Stored entries
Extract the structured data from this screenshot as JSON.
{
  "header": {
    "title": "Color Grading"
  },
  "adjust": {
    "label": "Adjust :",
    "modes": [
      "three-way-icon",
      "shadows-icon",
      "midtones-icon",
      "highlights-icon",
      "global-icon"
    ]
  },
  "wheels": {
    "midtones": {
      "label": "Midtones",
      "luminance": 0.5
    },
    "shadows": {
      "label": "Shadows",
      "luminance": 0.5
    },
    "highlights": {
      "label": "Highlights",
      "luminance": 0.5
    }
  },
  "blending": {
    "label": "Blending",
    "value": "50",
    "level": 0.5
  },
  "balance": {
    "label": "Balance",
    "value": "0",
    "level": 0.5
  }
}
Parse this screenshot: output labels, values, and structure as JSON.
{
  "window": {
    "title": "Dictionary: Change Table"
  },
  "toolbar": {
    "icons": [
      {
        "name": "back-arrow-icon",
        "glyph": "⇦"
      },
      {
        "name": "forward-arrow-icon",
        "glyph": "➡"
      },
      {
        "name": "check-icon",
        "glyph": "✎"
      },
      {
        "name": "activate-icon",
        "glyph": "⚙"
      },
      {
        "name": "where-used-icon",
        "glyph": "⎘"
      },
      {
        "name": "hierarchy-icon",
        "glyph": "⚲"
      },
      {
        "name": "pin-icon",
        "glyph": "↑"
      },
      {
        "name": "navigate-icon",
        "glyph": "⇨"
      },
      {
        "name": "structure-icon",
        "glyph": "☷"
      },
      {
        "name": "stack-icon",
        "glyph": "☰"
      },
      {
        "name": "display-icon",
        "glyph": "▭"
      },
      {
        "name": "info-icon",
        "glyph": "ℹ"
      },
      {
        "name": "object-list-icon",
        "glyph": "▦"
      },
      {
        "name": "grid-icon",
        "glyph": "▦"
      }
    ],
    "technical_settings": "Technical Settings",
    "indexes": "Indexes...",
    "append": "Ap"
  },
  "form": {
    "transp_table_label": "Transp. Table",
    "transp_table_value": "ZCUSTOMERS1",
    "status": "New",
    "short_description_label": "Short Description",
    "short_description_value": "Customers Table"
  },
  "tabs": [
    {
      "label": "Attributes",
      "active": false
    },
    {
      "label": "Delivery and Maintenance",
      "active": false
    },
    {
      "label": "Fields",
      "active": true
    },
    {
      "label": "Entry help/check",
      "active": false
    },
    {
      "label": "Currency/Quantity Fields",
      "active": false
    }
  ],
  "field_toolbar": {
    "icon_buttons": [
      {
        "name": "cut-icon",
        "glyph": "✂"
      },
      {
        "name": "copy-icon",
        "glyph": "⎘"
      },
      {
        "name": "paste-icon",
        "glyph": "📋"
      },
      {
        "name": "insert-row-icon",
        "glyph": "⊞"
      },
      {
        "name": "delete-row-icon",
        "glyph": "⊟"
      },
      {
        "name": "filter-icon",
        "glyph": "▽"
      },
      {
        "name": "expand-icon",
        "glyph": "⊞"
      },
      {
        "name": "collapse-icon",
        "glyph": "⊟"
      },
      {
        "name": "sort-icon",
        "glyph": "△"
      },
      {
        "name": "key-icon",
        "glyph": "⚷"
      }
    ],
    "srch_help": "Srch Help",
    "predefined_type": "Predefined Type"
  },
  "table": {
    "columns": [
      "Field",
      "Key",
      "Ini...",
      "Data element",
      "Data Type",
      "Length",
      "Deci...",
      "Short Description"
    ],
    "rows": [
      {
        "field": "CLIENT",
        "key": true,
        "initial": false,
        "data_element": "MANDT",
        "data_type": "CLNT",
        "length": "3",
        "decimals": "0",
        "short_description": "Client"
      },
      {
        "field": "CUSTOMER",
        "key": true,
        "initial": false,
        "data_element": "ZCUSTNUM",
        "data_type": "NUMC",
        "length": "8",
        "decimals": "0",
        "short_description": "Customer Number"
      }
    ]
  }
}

Short task →
Repeat the listing exactly, from its first line to its last.

Answer to the task →
Extract the structured data from this screenshot as JSON.
{
  "header": {
    "title": "Color Grading"
  },
  "adjust": {
    "label": "Adjust :",
    "modes": [
      "three-way-icon",
      "shadows-icon",
      "midtones-icon",
      "highlights-icon",
      "global-icon"
    ]
  },
  "wheels": {
    "midtones": {
      "label": "Midtones",
      "luminance": 0.5
    },
    "shadows": {
      "label": "Shadows",
      "luminance": 0.5
    },
    "highlights": {
      "label": "Highlights",
      "luminance": 0.5
    }
  },
  "blending": {
    "label": "Blending",
    "value": "50",
    "level": 0.5
  },
  "balance": {
    "label": "Balance",
    "value": "0",
    "level": 0.5
  }
}
Parse this screenshot: output labels, values, and structure as JSON.
{
  "window": {
    "title": "Dictionary: Change Table"
  },
  "toolbar": {
    "icons": [
      {
        "name": "back-arrow-icon",
        "glyph": "⇦"
      },
      {
        "name": "forward-arrow-icon",
        "glyph": "➡"
      },
      {
        "name": "check-icon",
        "glyph": "✎"
      },
      {
        "name": "activate-icon",
        "glyph": "⚙"
      },
      {
        "name": "where-used-icon",
        "glyph": "⎘"
      },
      {
        "name": "hierarchy-icon",
        "glyph": "⚲"
      },
      {
        "name": "pin-icon",
        "glyph": "↑"
      },
      {
        "name": "navigate-icon",
        "glyph": "⇨"
      },
      {
        "name": "structure-icon",
        "glyph": "☷"
      },
      {
        "name": "stack-icon",
        "glyph": "☰"
      },
      {
        "name": "display-icon",
        "glyph": "▭"
      },
      {
        "name": "info-icon",
        "glyph": "ℹ"
      },
      {
        "name": "object-list-icon",
        "glyph": "▦"
      },
      {
        "name": "grid-icon",
        "glyph": "▦"
      }
    ],
    "technical_settings": "Technical Settings",
    "indexes": "Indexes...",
    "append": "Ap"
  },
  "form": {
    "transp_table_label": "Transp. Table",
    "transp_table_value": "ZCUSTOMERS1",
    "status": "New",
    "short_description_label": "Short Description",
    "short_description_value": "Customers Table"
  },
  "tabs": [
    {
      "label": "Attributes",
      "active": false
    },
    {
      "label": "Delivery and Maintenance",
      "active": false
    },
    {
      "label": "Fields",
      "active": true
    },
    {
      "label": "Entry help/check",
      "active": false
    },
    {
      "label": "Currency/Quantity Fields",
      "active": false
    }
  ],
  "field_toolbar": {
    "icon_buttons": [
      {
        "name": "cut-icon",
        "glyph": "✂"
      },
      {
        "name": "copy-icon",
        "glyph": "⎘"
      },
      {
        "name": "paste-icon",
        "glyph": "📋"
      },
      {
        "name": "insert-row-icon",
        "glyph": "⊞"
      },
      {
        "name": "delete-row-icon",
        "glyph": "⊟"
      },
      {
        "name": "filter-icon",
        "glyph": "▽"
      },
      {
        "name": "expand-icon",
        "glyph": "⊞"
      },
      {
        "name": "collapse-icon",
        "glyph": "⊟"
      },
      {
        "name": "sort-icon",
        "glyph": "△"
      },
      {
        "name": "key-icon",
        "glyph": "⚷"
      }
    ],
    "srch_help": "Srch Help",
    "predefined_type": "Predefined Type"
  },
  "table": {
    "columns": [
      "Field",
      "Key",
      "Ini...",
      "Data element",
      "Data Type",
      "Length",
      "Deci...",
      "Short Description"
    ],
    "rows": [
      {
        "field": "CLIENT",
        "key": true,
        "initial": false,
        "data_element": "MANDT",
        "data_type": "CLNT",
        "length": "3",
        "decimals": "0",
        "short_description": "Client"
      },
      {
        "field": "CUSTOMER",
        "key": true,
        "initial": false,
        "data_element": "ZCUSTNUM",
        "data_type": "NUMC",
        "length": "8",
        "decimals": "0",
        "short_description": "Customer Number"
      }
    ]
  }
}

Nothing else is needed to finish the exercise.